[Start Material for this task]

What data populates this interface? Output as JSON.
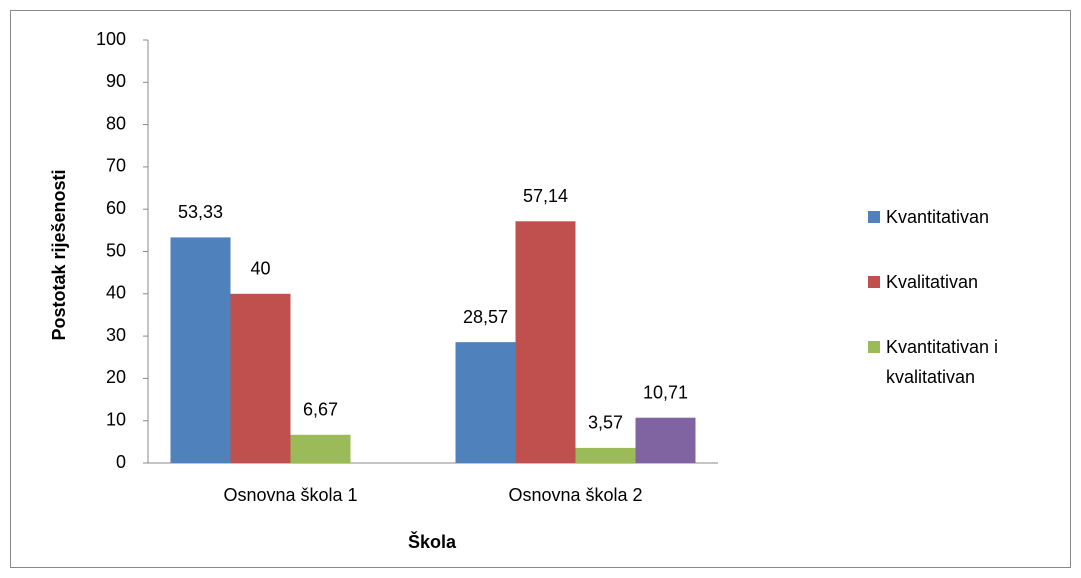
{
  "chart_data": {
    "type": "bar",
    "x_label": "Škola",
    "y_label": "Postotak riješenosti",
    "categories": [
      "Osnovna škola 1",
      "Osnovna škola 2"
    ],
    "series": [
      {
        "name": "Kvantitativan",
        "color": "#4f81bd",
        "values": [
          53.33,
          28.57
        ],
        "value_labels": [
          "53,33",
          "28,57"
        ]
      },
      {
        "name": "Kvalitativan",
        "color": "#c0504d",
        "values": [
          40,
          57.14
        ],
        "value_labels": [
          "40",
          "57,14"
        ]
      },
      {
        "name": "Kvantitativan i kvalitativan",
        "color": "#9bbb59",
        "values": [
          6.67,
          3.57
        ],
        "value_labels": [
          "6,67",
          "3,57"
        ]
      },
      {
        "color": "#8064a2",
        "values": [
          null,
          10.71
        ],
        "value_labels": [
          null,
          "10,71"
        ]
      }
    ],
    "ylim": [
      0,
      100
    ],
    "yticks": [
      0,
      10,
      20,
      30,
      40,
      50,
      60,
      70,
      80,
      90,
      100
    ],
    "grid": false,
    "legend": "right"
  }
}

[End Material for this task]
[Start Material for this task]

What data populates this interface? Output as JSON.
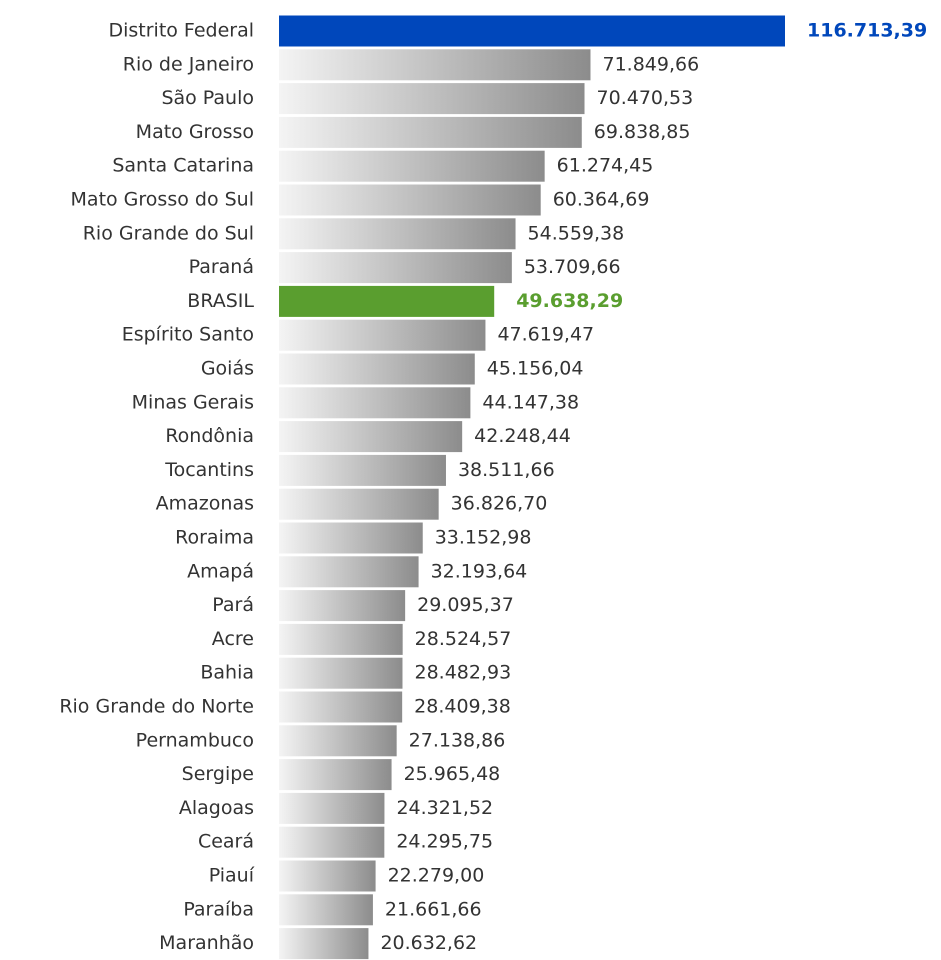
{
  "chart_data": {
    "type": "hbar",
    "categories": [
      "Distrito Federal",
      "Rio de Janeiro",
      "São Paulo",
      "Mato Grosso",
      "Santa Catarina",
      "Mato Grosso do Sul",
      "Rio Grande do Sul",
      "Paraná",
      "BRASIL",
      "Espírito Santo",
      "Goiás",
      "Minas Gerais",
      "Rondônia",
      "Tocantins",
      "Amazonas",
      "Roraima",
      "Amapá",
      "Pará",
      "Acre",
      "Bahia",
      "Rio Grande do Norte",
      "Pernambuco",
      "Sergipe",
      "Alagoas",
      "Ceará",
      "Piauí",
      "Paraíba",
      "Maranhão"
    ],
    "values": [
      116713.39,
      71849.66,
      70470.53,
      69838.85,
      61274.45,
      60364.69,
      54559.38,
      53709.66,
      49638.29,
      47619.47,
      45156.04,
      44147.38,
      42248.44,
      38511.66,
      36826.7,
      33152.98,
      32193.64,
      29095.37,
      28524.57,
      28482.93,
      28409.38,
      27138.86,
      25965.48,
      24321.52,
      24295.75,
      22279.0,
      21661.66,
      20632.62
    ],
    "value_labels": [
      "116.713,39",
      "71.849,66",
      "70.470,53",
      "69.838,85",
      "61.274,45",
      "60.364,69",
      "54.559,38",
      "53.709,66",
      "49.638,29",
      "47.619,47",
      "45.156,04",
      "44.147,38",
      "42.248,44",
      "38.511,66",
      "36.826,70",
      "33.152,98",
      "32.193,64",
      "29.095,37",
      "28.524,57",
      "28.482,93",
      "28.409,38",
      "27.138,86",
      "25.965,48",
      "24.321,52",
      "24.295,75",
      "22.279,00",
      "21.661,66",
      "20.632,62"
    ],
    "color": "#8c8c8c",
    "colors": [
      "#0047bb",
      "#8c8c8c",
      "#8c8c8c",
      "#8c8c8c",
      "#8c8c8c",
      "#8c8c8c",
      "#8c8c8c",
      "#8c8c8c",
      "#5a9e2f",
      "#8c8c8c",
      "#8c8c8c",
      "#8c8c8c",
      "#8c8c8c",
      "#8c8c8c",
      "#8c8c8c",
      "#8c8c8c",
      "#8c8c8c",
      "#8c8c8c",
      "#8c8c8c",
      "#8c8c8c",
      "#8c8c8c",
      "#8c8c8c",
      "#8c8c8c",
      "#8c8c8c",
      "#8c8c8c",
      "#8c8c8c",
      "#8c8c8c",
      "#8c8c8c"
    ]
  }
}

[End Material for this task]
[Start Material for this task]

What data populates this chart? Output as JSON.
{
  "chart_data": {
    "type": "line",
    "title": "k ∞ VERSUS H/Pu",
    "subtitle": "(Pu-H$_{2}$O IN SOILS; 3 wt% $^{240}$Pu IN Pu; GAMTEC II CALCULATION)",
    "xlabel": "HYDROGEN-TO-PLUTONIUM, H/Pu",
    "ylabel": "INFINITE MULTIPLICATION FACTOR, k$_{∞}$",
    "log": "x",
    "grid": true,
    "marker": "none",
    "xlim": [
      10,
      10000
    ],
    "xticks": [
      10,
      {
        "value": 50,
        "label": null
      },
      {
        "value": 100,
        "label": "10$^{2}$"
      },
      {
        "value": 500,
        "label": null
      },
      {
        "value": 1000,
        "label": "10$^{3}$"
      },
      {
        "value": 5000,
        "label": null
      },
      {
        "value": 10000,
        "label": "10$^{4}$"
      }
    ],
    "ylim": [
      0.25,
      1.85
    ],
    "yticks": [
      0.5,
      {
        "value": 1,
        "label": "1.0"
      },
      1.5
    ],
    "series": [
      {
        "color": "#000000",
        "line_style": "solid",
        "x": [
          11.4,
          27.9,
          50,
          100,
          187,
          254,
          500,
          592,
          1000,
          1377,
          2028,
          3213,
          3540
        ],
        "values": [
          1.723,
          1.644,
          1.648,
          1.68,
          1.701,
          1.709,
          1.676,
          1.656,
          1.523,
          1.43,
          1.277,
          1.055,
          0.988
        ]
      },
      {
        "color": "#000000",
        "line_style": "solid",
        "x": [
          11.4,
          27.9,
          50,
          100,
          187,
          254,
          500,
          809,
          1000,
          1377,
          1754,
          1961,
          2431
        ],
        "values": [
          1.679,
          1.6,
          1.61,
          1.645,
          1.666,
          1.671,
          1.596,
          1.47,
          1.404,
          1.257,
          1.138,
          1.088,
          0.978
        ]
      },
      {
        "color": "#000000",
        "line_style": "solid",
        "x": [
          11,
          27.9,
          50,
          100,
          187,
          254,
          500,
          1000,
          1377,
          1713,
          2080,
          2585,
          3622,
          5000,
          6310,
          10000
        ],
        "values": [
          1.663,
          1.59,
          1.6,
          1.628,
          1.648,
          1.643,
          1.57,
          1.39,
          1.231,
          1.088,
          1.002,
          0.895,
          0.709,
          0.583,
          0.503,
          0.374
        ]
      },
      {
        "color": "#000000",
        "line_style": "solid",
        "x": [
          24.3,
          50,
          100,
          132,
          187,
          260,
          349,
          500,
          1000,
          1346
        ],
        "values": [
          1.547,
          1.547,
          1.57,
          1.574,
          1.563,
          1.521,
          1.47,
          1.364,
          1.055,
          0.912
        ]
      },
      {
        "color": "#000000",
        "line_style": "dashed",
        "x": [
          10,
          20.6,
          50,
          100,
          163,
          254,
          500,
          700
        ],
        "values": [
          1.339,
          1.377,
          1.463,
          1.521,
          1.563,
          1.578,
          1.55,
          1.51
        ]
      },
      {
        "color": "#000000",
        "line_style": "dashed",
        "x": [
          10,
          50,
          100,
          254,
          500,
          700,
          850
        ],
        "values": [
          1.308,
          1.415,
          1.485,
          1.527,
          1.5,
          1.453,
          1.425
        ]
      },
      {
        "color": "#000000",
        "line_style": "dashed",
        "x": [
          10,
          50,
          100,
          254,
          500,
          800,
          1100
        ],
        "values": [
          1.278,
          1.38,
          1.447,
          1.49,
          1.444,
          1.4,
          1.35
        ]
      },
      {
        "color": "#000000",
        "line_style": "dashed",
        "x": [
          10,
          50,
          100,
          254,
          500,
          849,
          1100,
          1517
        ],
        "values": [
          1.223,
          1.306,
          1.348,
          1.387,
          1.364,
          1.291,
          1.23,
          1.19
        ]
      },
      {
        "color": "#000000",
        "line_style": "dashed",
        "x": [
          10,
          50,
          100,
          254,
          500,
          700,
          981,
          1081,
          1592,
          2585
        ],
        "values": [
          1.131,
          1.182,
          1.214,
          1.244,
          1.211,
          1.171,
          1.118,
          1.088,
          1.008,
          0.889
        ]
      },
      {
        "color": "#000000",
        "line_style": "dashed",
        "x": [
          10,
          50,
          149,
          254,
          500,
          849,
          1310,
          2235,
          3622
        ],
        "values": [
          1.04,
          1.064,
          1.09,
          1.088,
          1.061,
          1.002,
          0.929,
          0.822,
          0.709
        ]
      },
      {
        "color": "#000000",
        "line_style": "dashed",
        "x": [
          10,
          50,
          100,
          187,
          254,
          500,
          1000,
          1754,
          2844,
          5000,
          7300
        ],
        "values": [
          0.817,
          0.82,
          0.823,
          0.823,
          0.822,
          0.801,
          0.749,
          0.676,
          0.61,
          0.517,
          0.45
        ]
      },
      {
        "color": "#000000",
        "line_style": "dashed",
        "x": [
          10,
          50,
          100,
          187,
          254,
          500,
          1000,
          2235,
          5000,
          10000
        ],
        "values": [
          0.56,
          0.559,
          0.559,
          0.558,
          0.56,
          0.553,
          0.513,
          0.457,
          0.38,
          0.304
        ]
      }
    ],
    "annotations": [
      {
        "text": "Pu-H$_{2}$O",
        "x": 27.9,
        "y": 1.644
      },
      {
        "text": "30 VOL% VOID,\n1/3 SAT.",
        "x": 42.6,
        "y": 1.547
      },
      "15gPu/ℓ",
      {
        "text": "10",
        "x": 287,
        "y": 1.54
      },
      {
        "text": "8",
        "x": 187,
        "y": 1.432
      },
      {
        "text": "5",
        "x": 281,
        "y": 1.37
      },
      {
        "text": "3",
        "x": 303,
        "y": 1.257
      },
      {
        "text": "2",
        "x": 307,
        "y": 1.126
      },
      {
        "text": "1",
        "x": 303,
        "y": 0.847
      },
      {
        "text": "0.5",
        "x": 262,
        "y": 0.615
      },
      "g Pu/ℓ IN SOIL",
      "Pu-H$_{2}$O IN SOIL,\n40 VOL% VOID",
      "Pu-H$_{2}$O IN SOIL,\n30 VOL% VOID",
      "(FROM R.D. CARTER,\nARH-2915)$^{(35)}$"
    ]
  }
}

[End Material for this task]

Go through the records above and copy every line with the word "text".

        "text": "Pu-H$_{2}$O",
        "text": "30 VOL% VOID,\n1/3 SAT.",
        "text": "10",
        "text": "8",
        "text": "5",
        "text": "3",
        "text": "2",
        "text": "1",
        "text": "0.5",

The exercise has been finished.